> [TASK INSTRUCTIONS] Go through the records and copy each line where the word "assimilated" occurs.

> [TASK INPUT]
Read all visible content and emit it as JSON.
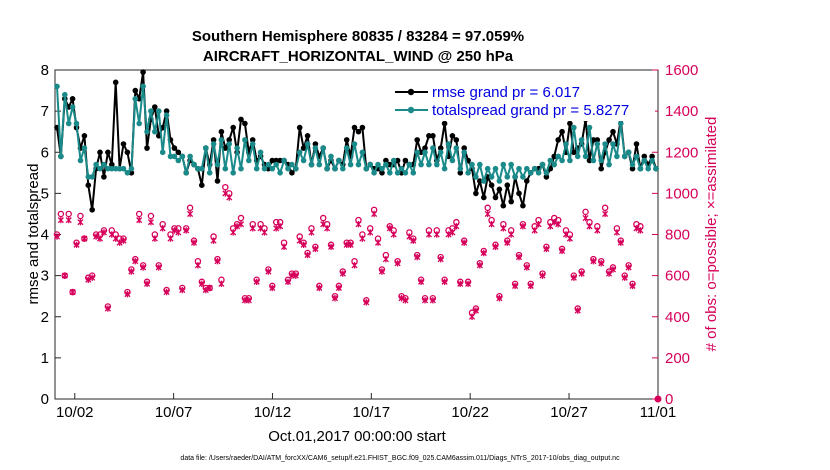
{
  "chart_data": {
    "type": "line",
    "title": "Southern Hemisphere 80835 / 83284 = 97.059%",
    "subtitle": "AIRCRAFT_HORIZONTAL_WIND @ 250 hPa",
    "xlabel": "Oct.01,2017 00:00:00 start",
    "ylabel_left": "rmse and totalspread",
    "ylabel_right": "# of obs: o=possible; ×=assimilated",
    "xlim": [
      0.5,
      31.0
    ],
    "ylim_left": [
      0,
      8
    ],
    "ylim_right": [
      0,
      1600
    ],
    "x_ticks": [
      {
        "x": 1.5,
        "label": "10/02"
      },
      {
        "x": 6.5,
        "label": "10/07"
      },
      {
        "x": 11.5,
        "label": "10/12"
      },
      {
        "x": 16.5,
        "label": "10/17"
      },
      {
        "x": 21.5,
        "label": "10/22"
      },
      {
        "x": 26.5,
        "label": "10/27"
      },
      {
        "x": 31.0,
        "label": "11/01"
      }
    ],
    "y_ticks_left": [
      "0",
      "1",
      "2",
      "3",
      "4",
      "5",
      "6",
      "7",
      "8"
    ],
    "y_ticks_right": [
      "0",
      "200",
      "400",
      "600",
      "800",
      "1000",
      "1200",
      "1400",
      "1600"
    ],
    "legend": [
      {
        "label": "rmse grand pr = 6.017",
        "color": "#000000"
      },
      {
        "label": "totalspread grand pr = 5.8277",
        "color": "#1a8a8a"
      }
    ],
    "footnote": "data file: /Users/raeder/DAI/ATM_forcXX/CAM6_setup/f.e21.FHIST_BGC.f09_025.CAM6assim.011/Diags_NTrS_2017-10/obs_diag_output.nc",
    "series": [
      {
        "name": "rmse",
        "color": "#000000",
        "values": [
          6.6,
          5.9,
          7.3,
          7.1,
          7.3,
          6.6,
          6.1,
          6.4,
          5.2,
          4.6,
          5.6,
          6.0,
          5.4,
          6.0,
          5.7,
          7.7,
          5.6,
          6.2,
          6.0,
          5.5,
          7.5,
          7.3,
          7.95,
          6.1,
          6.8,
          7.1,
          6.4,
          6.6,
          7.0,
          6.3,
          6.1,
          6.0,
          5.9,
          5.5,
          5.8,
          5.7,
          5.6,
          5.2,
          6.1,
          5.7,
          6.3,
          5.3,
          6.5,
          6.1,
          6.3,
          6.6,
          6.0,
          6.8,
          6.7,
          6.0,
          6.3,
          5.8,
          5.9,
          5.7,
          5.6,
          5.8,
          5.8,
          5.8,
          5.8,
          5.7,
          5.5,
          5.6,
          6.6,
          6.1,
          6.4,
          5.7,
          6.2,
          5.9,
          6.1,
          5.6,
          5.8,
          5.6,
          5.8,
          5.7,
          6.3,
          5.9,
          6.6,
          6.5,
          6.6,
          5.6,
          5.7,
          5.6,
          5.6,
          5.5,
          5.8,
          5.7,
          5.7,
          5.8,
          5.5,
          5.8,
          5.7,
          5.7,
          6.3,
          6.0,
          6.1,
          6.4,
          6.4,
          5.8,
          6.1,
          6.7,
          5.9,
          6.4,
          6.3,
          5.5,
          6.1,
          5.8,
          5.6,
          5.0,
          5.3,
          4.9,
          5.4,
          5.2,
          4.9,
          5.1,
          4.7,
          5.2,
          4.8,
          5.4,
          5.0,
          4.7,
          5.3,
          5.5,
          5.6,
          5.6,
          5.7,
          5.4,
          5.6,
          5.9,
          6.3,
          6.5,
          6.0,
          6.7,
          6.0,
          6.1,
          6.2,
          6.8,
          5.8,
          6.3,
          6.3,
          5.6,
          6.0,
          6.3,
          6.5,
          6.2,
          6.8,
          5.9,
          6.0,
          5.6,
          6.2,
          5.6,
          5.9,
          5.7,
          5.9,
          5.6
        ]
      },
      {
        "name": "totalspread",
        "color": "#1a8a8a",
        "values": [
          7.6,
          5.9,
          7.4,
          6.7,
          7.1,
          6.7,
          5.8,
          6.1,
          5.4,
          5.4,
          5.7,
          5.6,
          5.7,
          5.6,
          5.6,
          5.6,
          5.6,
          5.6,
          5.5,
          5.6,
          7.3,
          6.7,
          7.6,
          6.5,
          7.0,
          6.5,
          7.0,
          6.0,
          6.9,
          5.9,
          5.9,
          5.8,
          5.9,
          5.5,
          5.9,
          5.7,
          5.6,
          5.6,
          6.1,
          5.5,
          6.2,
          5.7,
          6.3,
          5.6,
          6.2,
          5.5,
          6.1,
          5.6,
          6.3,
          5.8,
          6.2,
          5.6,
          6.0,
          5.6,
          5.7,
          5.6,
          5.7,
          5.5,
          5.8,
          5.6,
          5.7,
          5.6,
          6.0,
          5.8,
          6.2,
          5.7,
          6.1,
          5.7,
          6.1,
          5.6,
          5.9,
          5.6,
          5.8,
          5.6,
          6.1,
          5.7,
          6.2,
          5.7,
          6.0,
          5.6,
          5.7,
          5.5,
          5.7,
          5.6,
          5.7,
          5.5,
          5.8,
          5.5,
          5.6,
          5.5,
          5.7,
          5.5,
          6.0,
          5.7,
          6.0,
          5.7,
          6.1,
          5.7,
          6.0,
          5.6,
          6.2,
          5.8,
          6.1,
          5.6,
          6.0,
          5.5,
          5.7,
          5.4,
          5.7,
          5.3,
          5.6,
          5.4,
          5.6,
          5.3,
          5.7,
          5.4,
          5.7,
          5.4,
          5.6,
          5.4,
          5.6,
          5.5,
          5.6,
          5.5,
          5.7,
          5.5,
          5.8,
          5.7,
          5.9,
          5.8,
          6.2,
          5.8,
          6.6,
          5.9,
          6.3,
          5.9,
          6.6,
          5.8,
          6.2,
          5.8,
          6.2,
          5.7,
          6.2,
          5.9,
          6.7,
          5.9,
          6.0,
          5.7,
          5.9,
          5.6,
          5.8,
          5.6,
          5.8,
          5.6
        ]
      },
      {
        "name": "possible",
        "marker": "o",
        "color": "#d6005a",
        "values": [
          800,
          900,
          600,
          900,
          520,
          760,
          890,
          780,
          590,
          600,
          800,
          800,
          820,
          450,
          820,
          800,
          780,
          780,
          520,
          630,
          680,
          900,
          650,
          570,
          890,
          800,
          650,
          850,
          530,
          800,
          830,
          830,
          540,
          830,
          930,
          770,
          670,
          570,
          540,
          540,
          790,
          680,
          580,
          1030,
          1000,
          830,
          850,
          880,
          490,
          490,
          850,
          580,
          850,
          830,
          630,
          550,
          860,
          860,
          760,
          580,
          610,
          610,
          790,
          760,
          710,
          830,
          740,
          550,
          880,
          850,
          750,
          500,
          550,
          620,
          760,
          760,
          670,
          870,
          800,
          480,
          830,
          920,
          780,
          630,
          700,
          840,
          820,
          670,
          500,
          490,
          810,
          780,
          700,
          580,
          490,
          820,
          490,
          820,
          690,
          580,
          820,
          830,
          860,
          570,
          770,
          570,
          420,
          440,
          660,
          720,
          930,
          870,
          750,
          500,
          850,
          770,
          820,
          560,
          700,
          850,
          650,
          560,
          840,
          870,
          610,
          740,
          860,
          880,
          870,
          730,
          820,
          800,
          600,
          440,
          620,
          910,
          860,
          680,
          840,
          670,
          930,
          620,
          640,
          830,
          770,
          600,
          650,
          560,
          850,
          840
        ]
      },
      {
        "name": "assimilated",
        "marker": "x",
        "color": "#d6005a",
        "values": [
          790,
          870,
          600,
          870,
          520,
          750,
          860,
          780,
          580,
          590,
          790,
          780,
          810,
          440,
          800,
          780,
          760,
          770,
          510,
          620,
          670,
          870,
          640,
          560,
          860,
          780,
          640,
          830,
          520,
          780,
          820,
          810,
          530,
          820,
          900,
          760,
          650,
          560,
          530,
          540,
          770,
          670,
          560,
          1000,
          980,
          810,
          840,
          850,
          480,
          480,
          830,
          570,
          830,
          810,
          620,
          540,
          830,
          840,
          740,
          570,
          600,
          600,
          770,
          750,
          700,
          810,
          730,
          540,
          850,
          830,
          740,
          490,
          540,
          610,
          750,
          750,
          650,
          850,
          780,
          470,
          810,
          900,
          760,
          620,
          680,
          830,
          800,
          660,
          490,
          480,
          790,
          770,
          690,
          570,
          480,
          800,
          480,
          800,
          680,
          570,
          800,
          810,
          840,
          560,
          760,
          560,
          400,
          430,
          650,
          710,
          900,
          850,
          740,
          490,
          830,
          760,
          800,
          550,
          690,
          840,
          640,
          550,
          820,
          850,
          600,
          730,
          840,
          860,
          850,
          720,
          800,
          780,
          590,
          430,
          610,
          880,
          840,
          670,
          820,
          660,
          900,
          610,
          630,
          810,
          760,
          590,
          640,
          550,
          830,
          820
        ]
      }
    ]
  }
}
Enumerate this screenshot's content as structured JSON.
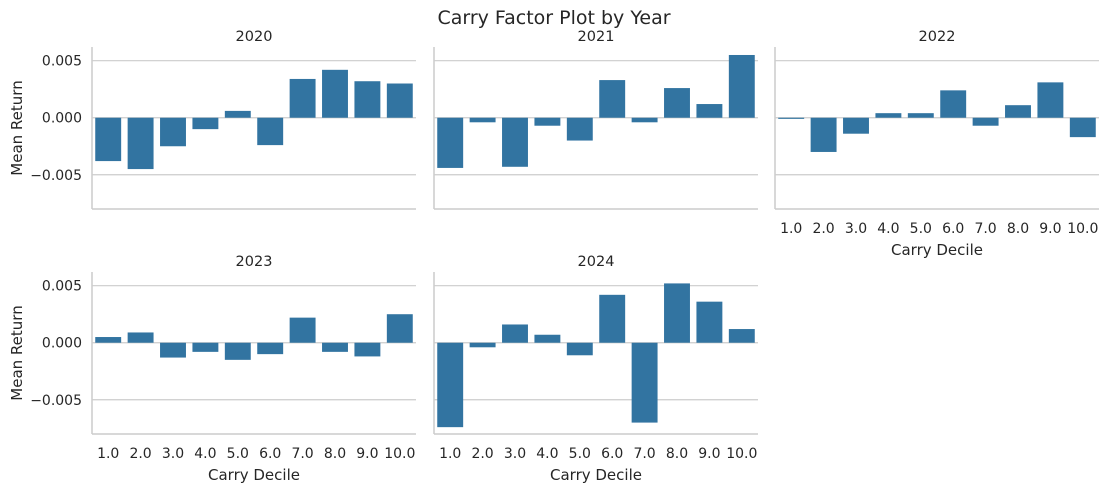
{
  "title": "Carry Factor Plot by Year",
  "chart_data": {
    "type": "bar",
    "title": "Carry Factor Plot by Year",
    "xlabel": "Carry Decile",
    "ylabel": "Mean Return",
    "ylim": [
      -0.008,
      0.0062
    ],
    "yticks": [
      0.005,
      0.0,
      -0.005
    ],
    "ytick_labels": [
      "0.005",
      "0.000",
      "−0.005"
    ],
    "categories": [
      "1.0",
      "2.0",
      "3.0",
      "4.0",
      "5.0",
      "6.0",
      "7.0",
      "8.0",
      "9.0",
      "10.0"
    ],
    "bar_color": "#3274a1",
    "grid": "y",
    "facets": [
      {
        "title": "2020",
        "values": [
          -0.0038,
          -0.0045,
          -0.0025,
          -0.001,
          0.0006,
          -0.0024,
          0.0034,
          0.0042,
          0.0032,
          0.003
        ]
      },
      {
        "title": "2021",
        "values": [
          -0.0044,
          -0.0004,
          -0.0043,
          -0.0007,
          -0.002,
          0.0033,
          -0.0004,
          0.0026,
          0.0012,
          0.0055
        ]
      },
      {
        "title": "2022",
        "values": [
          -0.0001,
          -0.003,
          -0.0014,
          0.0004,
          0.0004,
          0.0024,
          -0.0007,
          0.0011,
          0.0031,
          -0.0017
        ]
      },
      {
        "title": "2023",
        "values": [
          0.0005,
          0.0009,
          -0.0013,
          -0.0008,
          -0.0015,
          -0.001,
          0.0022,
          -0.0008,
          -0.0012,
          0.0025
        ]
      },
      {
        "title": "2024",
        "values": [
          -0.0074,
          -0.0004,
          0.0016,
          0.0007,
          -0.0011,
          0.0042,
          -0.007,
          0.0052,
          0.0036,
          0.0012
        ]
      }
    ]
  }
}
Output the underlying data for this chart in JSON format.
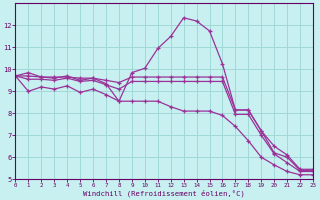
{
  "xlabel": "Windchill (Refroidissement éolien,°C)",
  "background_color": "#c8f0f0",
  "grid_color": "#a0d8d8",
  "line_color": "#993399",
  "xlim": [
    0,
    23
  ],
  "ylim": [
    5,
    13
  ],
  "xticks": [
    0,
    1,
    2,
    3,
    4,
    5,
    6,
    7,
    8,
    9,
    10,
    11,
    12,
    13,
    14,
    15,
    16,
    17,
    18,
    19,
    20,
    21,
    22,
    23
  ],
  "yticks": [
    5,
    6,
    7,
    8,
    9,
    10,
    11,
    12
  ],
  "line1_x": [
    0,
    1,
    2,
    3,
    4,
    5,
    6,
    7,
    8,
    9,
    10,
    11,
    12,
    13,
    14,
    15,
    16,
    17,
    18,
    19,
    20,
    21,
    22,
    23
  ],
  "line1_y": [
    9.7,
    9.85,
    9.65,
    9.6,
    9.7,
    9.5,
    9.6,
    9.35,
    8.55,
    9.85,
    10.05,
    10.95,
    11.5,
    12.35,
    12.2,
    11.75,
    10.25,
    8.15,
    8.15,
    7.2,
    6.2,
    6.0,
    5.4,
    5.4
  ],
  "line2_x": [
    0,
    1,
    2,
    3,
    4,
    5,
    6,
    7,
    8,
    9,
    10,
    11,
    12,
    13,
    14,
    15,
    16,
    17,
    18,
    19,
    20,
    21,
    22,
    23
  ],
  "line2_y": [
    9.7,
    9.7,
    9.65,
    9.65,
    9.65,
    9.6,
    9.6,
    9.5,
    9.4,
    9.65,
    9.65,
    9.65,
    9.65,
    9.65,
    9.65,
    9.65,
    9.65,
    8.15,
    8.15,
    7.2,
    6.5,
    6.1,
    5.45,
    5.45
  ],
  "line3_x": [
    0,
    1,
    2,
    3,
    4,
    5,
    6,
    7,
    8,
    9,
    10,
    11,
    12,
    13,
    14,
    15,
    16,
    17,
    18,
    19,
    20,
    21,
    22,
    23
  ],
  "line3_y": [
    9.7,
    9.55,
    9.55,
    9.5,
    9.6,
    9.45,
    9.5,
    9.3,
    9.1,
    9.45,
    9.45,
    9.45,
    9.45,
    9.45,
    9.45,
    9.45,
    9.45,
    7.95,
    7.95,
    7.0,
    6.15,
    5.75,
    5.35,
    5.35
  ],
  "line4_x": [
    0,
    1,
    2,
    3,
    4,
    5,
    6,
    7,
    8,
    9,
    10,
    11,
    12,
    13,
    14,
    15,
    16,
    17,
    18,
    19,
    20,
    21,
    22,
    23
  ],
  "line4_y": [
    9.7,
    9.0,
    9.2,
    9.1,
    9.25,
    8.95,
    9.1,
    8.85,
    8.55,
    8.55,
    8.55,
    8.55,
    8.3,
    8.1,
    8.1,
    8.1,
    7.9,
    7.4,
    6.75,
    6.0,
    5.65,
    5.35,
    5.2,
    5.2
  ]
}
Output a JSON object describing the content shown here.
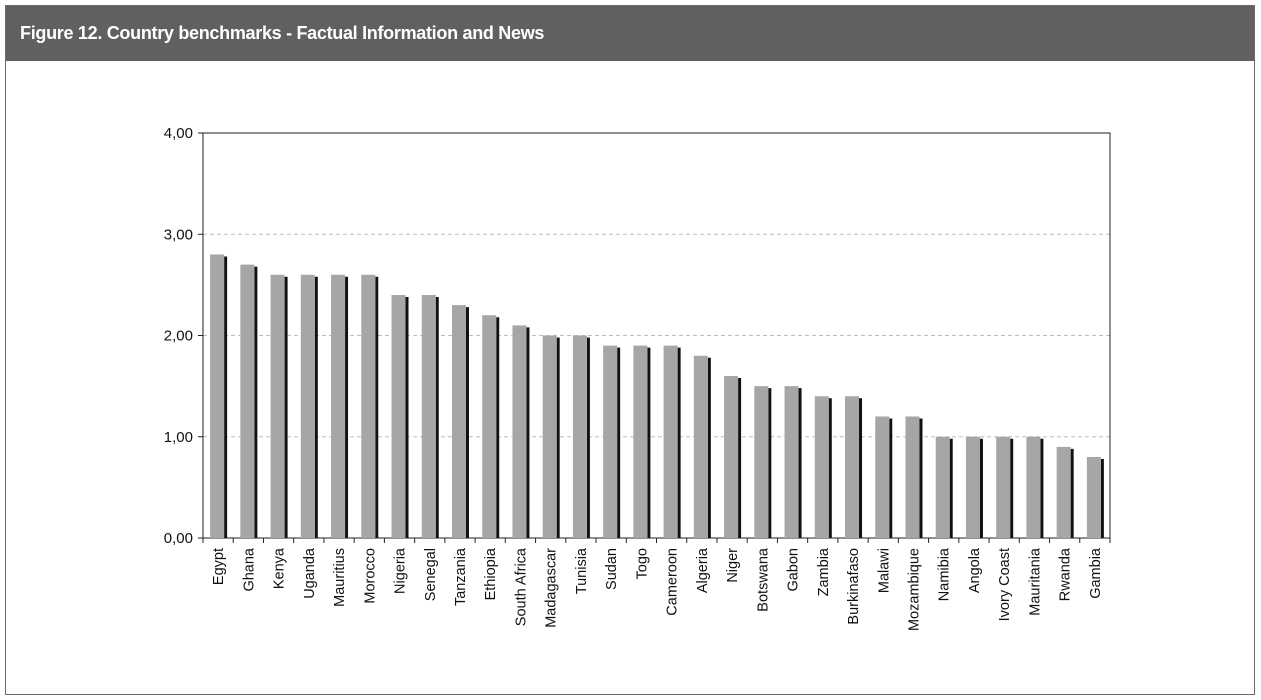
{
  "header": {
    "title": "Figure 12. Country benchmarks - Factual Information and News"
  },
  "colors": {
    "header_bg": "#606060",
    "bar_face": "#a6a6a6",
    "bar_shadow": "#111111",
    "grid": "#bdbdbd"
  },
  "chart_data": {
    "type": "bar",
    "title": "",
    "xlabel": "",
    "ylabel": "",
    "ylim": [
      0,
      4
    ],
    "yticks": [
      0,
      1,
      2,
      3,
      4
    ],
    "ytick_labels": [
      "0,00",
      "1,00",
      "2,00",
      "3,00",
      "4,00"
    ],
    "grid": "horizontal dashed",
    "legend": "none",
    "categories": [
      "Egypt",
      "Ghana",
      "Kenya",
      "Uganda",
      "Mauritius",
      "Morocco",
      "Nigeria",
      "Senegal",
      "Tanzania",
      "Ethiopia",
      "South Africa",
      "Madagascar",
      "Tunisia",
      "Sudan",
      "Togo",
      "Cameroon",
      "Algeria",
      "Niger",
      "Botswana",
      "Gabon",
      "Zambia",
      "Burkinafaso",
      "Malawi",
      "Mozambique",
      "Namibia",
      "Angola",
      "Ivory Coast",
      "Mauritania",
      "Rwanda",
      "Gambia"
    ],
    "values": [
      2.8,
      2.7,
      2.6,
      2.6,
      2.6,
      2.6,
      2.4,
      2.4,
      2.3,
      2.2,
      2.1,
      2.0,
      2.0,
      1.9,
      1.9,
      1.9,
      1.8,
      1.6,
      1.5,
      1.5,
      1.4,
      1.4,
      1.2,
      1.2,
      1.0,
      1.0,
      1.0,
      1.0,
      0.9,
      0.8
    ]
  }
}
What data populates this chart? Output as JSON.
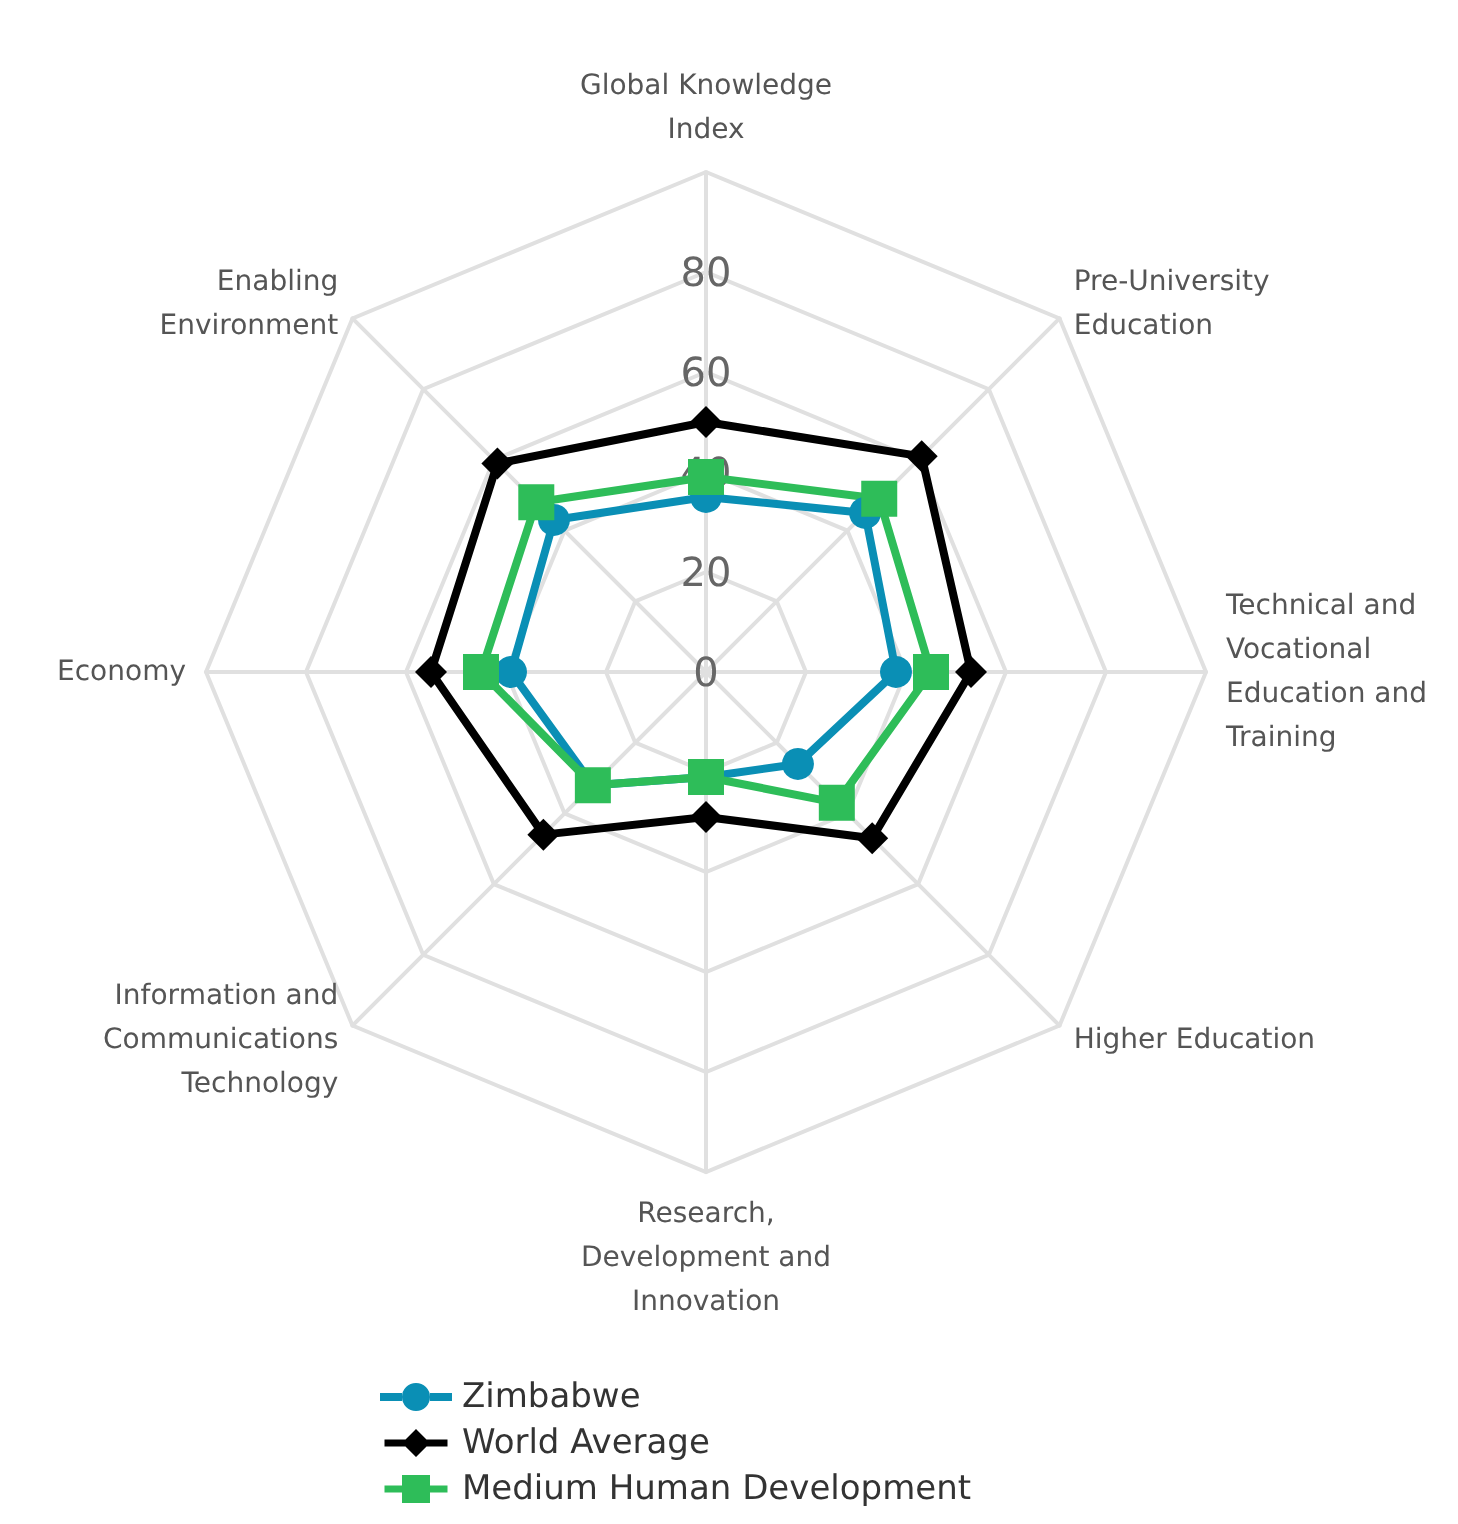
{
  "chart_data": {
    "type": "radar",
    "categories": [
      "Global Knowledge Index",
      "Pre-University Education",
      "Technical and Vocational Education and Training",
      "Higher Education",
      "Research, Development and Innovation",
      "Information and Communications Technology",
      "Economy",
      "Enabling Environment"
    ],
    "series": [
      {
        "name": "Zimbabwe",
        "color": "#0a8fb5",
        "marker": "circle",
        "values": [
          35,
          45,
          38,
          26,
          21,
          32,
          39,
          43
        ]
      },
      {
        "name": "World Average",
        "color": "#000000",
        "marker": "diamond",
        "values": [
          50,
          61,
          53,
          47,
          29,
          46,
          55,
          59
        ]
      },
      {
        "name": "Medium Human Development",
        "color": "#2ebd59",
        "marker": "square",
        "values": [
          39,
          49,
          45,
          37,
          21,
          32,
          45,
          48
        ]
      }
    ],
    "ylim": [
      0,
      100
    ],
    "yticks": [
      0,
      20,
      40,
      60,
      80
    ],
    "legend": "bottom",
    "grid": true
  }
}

> [FULL OUTPUT]
    "ylabel_right": "# of obs: o=possible; ×=assimilated",
        "name": "assimilated",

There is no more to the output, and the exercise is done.